任务列表:
(a) 判断下列三项陈述是否与所给文本相符，每项回答"是"或"否"，并原样引用文本中起决定作用的词句：(i) 双重食欲肽受体拮抗剂的睡眠诱导作用主要通过OX1R介导；(ii) 药物苏沃雷生已获准销售；(iii) OX1R和OX2R双重拮抗剂适用于治疗与冲动控制缺陷相关的病症。
(b) 请列出所给文本中提到的全部WO专利公开号。

所给文本:
>>>>>
食欲肽参与多种行为的调节,包括例如情绪和奖赏、认知、冲动控制的调节,自主神经内分泌功能、唤醒、警醒和睡眠-觉醒状态的调节(Muschamp等人,Proc.Natl.Acad.Sci.USA 2014Apr 22;111(16):E1648-55;有关最新综述,请参见Sakurai,Nat.Rev.Neurosci.,2014;Nov;15(11):719-31;Chen等人,Med.Res.Rev.,2015;Jan;35(1):152-97;Gotter等人,Pharmacol.Rev.,2012,64:389-420等)。
小分子对OX1R和OX2R的双重拮抗作用在治疗失眠方面具有临床疗效,为此,药物苏沃雷生[[(7R)-4-(5-氯-1,3-苯并噁唑-2-基)-7-甲基-1,4-二氮杂环庚烷-1-基][5-甲基-2-(2H-1,2,3-三唑-2-基)苯基]甲酮]已获准销售(Kishi等人,PLoS One,2015;10(8):e0136910)。双重食欲肽受体拮抗剂的睡眠诱导作用主要通过OX2R介导(Bonaventure等人,J.Pharmacol.Exp.Ther.,March 2015,352,3,590-601),而其它生理状态如情绪和奖赏、认知、冲动控制,自主神经内分泌功能、唤醒和警醒的调节则通过OX1R介导。
由于其诱导睡眠的作用,OX1R和OX2R双重拮抗剂不适用于治疗与冲动控制缺陷相关的病症,例如在成瘾症(如物质使用障碍)、人格障碍(如边缘型人格障碍)、进食障碍(如暴食症)或注意力缺陷多动障碍中所见的病症。因此,期望提供一种OX1R选择性拮抗剂用于治疗冲动控制缺陷。
多种结构类型的食欲肽受体拮抗剂综述于Roecker等人(J.Med.Chem.2015,59,504-530)。WO03/051872、WO2013/187466、WO2016/034882、WO2017/129829和Bioorganic&Medicinal Chemistry 2015,23,1260-1275描述食欲肽受体拮抗剂。
具体实施方式
本发明提供N-(2,2-二氟乙基)-N-[(嘧啶基氨基)丙基]芳基甲酰胺衍生物,其出乎意料的是强效的OX1R拮抗剂(测定A),其进一步特征在于
1)相对于OX2受体的选择性高(测定B),
2)在人肝微粒体中具有中等至高度的稳定性(测定C),以及
3)无或低MDCK(Madin-Darby犬肾)外排(测定D)。
就以下关键药效和药代动力学参数的组合而言,本发明的化合物优于现有技术中公开的化合物:
1)作为OX1R拮抗剂的功效,
2)相对于OX2受体的选择性,
3)人肝微粒体中的稳定性,
4)MDCK外排,以及
5)分布容量。
<<<<<
文档结构识别数据
>>>>>
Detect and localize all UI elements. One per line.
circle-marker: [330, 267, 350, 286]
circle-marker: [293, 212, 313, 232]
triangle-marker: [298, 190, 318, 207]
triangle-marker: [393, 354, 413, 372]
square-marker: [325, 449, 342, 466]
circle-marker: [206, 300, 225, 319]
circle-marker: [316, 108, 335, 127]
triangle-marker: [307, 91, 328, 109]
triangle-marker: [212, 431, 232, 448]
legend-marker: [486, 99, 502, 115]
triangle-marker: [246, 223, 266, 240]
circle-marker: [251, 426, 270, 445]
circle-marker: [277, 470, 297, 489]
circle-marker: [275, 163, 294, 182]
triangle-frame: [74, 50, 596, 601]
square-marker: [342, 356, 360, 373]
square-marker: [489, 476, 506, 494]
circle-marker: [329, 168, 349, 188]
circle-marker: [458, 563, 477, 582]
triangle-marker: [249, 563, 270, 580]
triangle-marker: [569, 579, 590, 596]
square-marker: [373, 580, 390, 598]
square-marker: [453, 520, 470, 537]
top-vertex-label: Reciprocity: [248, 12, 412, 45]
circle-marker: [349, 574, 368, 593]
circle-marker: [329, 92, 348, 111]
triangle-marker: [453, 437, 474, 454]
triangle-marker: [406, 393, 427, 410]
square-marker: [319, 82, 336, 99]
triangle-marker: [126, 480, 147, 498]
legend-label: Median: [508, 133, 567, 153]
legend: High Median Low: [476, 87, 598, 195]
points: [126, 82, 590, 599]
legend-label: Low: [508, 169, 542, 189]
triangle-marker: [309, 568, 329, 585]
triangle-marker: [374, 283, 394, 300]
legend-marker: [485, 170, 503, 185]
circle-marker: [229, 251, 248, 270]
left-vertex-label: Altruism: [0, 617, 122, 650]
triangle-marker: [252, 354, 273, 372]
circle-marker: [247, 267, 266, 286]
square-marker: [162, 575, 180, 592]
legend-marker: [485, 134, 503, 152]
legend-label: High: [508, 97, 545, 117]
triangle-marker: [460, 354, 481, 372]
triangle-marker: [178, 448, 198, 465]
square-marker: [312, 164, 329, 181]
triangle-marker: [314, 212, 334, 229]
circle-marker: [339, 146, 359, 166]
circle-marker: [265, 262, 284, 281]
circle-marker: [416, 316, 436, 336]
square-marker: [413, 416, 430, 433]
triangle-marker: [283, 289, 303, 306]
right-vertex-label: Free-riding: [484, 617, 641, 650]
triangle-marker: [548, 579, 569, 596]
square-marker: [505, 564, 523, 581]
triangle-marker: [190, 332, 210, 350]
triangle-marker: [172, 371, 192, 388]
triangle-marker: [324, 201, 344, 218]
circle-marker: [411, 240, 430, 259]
<<<<<
练习答案:
(a)
(i) 否："双重食欲肽受体拮抗剂的睡眠诱导作用主要通过OX2R介导"
(ii) 是："已获准销售"
(iii) 否："OX1R和OX2R双重拮抗剂不适用于治疗与冲动控制缺陷相关的病症"

(b) WO03/051872、WO2013/187466、WO2016/034882、WO2017/129829